• 文档摘录:
····················

Skip to content

aximu/grokking_algorithms-1

 
 

Repository files navigation

二分查找

import math
def bina_search(list,item):
    low = 0
    hight = len(list)-1
    while low<=hight:
        #每次猜测
        mid = math.floor((low + hight)/2)
        guess = list[mid]
        if guess == item:
            return mid
        if guess > item:
            hight = mid-1
        else:
            low = mid+1
    return None

my_list = [1,3,5,7,8]
print(bina_search(my_list,7))

这个思路主要是不断中断数组 然后判断是否在中点上

  • 疑问: 为什么判断错误之后 mid 要+1/-1呢?
  • 回答: 画了张图理解了一下 主要是把猜错的中点给排除掉

选择排序

def find_small(arry:list)->int:
    """
    找到最小的元素
    :param arry: 
    :return: 
    """
    smallest = arry[0]
    smallest_index = 0
    for i in range(1,len(arry)):
        if smallest>arry[i]:
            smallest = arry[i]
            smallest_index = i
    return smallest_index


def selectionSort(arry:list)->list:
    """
    选择排序
    :param arry: 
    :return: 
    """
    
    new_array = []
    for i in range(len(arry)):
        smallest = find_small(arry)
        new_array.append(arry.pop(smallest))
    return new_array

print(selectionSort([5,3,6,2,10]))
  • 疑问:为什么循环len(array)次就可以完成了排序?
  • 回答:因为数组长度是len(array),每次都会弹出一个元素, 弹len(array)次就会让原数组为空.

数组链表区别

  • 数组元素是在一起的/列表是分开的,每个元素到都存储了下一个元素的地址
  • 数组读取,随机读取很快/链表插入删除很快.
  • 数组中所有元素都是一个类型.

递归

def countdown1(i):
    print(i)
    countdown1(i-1)
# countdown(1)

def countdown2(i):
    print(i)
    if i<=1:#基线条件
        return
    else: #递归条件
        countdown2(i-1)

a=countdown2(3)

递归主要由两个部分组成:
1. 递归条件:函数调用自己
2. 基线条件:函数不再调用自己

调用栈

  • 当调用另一个函数时候,当前函数处于未完成状态.

····················

[元素与区域列表]
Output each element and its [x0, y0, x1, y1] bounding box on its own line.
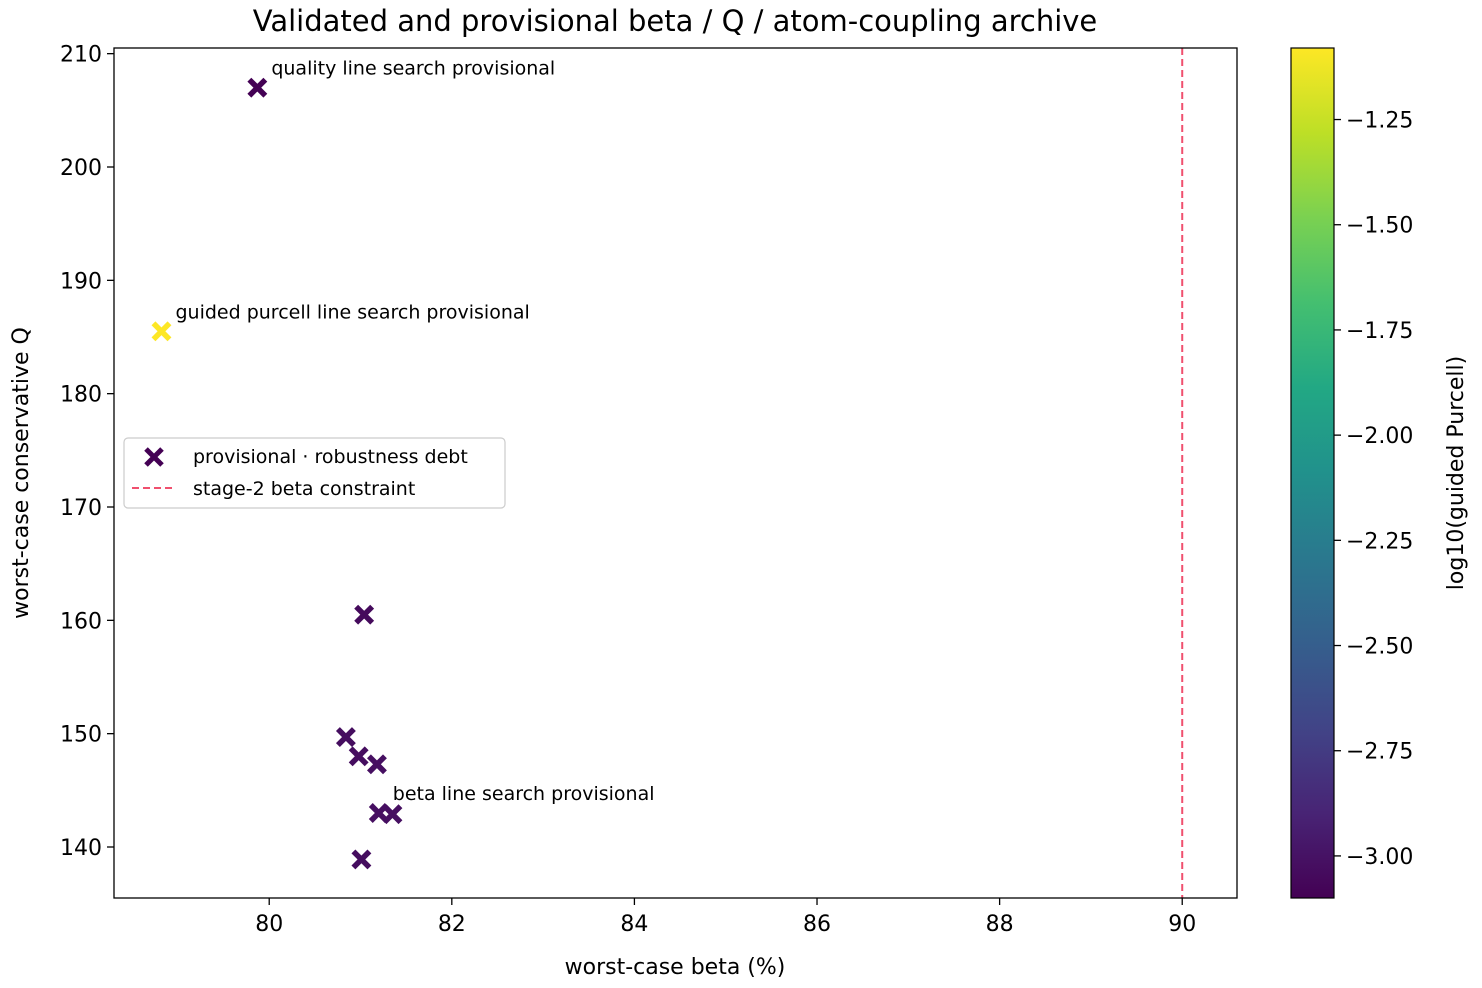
data-point	[335, 727, 356, 748]
y-axis-label: worst-case conservative Q	[9, 327, 34, 619]
legend-label-provisional: provisional · robustness debt	[193, 446, 468, 468]
x-tick-label: 82	[438, 912, 466, 937]
x-tick-label: 80	[255, 912, 283, 937]
y-tick-label: 140	[60, 836, 102, 861]
colorbar-tick-label: −1.50	[1346, 214, 1413, 239]
y-tick-label: 200	[60, 156, 102, 181]
y-tick-label: 170	[60, 496, 102, 521]
data-point	[351, 849, 372, 870]
data-point	[247, 77, 268, 98]
legend-frame	[123, 437, 506, 509]
colorbar-label: log10(guided Purcell)	[1444, 356, 1469, 590]
y-tick-label: 150	[60, 723, 102, 748]
data-point	[367, 754, 387, 775]
data-point	[354, 604, 375, 625]
colorbar-tick-label: −2.50	[1346, 635, 1413, 660]
data-point	[151, 321, 172, 342]
plot-frame	[113, 47, 1238, 899]
colorbar-tick-label: −2.00	[1346, 424, 1413, 449]
x-tick-label: 90	[1168, 912, 1196, 937]
x-tick-label: 88	[986, 912, 1014, 937]
colorbar-ticks: −3.00 −2.75 −2.50 −2.25 −2.00 −1.75 −1.50 −1.25	[1334, 109, 1413, 870]
x-tick-label: 84	[620, 912, 648, 937]
data-point	[368, 803, 389, 823]
colorbar-tick-label: −2.25	[1346, 529, 1413, 554]
point-annotation: guided purcell line search provisional	[175, 301, 529, 323]
data-point	[348, 746, 369, 767]
colorbar-tick-label: −1.25	[1346, 109, 1413, 134]
y-tick-label: 160	[60, 609, 102, 634]
colorbar-tick-label: −1.75	[1346, 319, 1413, 344]
point-annotation: beta line search provisional	[393, 783, 655, 805]
x-axis-label: worst-case beta (%)	[565, 955, 786, 980]
x-tick-label: 86	[803, 912, 831, 937]
y-axis-ticks: 140 150 160 170 180 190 200 210	[60, 43, 114, 861]
y-tick-label: 190	[60, 269, 102, 294]
annotation-layer: quality line search provisional guided pu…	[175, 58, 654, 805]
legend: provisional · robustness debt stage-2 be…	[123, 437, 506, 509]
y-tick-label: 180	[60, 383, 102, 408]
marker-layer	[151, 77, 403, 870]
colorbar-tick-label: −3.00	[1346, 845, 1413, 870]
legend-marker-provisional	[144, 447, 164, 467]
legend-label-constraint: stage-2 beta constraint	[193, 478, 415, 500]
chart-title: Validated and provisional beta / Q / ato…	[253, 4, 1098, 38]
colorbar	[1290, 47, 1335, 899]
x-axis-ticks: 80 82 84 86 88 90	[255, 898, 1196, 937]
point-annotation: quality line search provisional	[271, 58, 555, 80]
colorbar-tick-label: −2.75	[1346, 740, 1413, 765]
y-tick-label: 210	[60, 43, 102, 68]
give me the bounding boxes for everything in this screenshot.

····················

• 书面练习 1:
在这份算法笔记中，二分查找猜错之后 mid 为什么要加1或减1？
• 书面练习 2:
把算法笔记中从“guess = list[mid]”到“print(bina_search(my_list,7))”（首尾均含）的部分再写一遍，其中的“guess”一律替换为“probe”。
作答时只依据这份算法笔记。

• 回答 1:
为了把猜错的中点排除掉。

• 回答 2:
probe = list[mid]
        if probe == item:
            return mid
        if probe > item:
            hight = mid-1
        else:
            low = mid+1
    return None

my_list = [1,3,5,7,8]
print(bina_search(my_list,7))